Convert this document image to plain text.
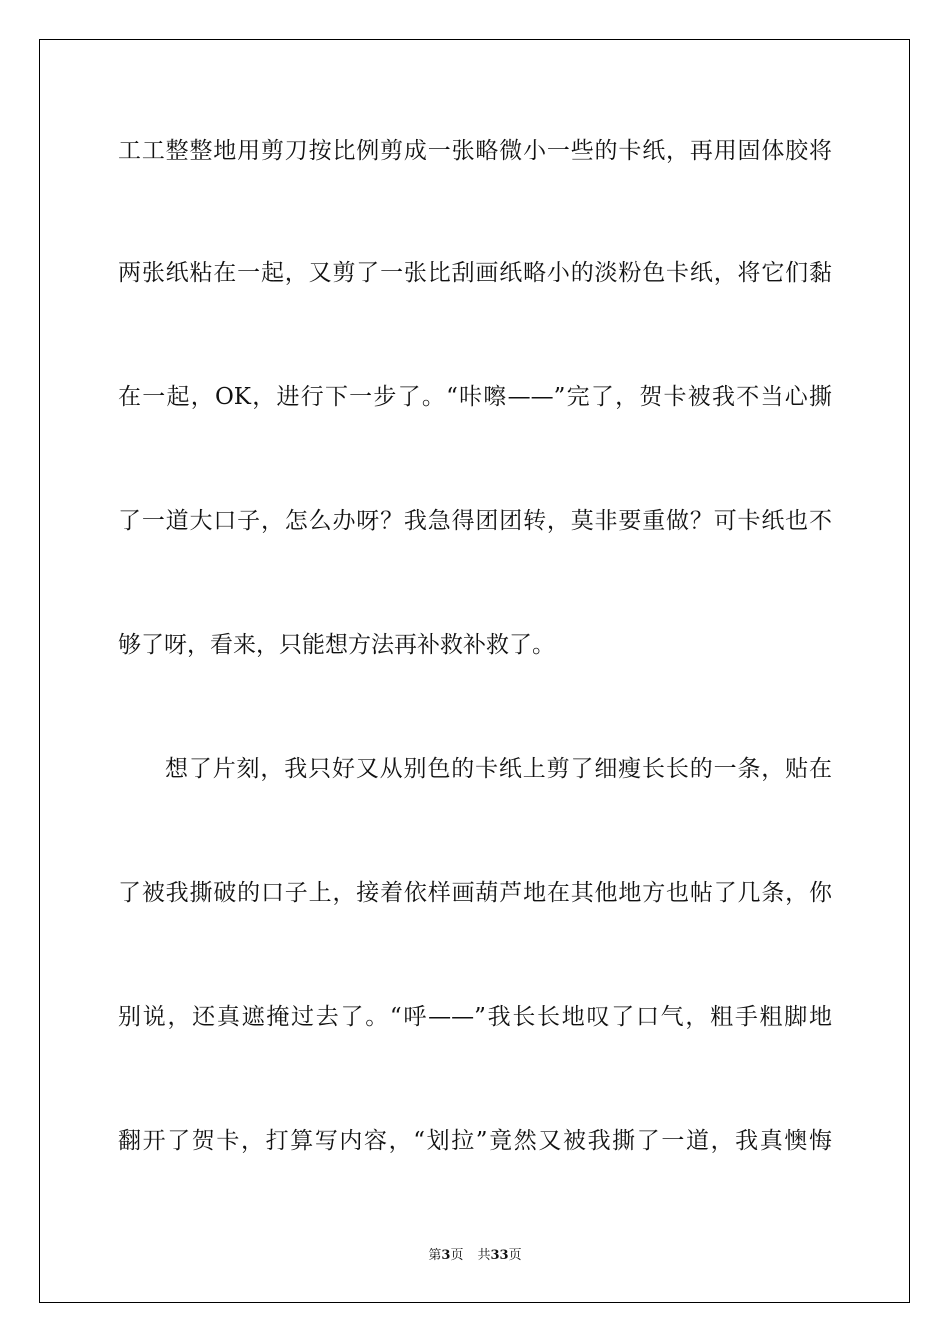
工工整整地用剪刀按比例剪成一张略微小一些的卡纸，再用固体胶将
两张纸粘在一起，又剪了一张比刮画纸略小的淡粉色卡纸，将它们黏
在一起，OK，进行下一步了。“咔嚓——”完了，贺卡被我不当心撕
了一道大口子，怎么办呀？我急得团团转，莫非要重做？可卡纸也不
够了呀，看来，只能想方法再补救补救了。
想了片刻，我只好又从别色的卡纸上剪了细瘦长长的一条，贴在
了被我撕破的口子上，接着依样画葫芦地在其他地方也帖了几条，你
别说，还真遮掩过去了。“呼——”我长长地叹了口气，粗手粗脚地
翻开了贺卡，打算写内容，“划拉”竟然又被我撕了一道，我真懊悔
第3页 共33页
----
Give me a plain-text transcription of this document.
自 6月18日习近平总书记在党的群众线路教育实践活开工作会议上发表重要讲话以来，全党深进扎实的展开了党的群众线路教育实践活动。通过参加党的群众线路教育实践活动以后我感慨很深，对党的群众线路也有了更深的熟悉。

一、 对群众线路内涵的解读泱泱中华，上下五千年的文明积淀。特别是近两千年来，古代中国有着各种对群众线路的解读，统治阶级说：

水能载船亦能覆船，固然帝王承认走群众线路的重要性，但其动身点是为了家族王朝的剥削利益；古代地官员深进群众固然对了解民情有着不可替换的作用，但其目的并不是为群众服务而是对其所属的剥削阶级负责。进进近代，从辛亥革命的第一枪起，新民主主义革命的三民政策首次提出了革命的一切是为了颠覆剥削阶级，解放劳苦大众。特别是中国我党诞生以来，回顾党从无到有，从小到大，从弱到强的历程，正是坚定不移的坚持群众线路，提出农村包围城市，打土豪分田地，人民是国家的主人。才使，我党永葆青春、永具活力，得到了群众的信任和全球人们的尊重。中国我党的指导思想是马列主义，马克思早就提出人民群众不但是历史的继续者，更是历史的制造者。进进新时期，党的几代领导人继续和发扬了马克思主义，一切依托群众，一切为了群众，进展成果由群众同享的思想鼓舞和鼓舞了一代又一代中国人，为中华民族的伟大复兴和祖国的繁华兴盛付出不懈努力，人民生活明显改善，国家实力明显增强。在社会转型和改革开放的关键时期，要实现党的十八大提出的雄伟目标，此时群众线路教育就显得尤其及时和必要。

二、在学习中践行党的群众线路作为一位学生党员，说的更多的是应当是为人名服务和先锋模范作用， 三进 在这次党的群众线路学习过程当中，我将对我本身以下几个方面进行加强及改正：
----
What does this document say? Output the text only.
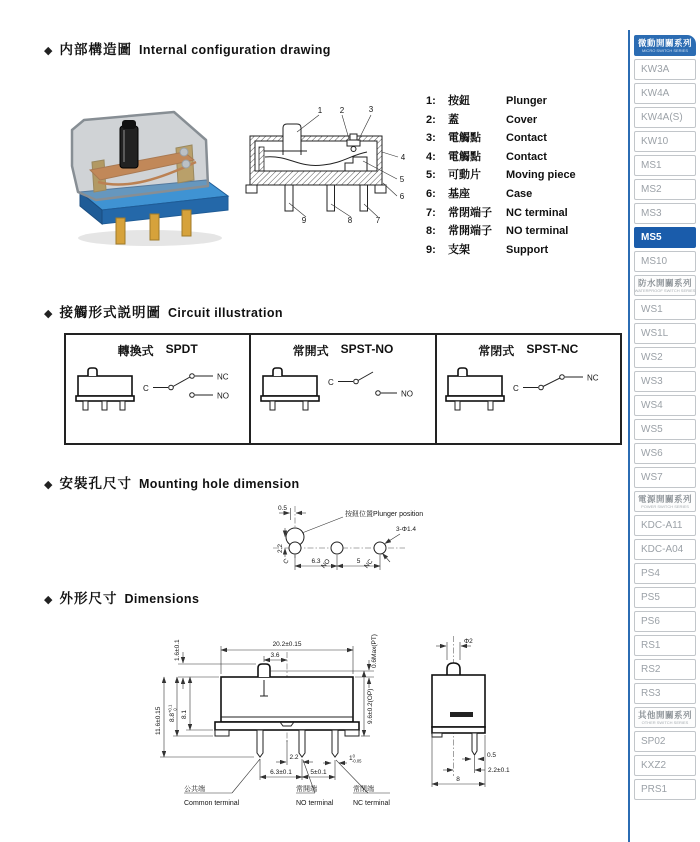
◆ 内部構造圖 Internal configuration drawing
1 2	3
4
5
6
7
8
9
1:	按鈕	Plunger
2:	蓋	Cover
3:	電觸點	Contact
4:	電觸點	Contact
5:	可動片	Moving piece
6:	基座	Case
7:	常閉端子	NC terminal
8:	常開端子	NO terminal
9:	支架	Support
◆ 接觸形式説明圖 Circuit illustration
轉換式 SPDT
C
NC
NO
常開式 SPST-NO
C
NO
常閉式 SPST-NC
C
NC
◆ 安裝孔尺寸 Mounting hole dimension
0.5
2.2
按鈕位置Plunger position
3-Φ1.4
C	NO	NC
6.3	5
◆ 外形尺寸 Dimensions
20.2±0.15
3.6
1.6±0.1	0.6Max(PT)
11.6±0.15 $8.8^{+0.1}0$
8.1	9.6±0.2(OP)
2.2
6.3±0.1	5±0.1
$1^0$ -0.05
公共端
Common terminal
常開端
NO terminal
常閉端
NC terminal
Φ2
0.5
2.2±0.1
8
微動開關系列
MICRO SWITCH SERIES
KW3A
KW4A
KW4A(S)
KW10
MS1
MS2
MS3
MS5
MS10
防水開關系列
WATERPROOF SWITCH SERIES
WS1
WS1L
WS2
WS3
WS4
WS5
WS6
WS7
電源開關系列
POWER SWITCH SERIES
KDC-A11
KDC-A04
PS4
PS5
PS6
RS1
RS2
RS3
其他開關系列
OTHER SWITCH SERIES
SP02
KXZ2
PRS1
----
#### GOAL OF THE EXERCISE:
Return each line in the records that holds the string "this".

#### TASK SOLUTION:
Convert this document image to plain text.
Give me a plain-text transcription of this document.
What does this document say? Output the text only.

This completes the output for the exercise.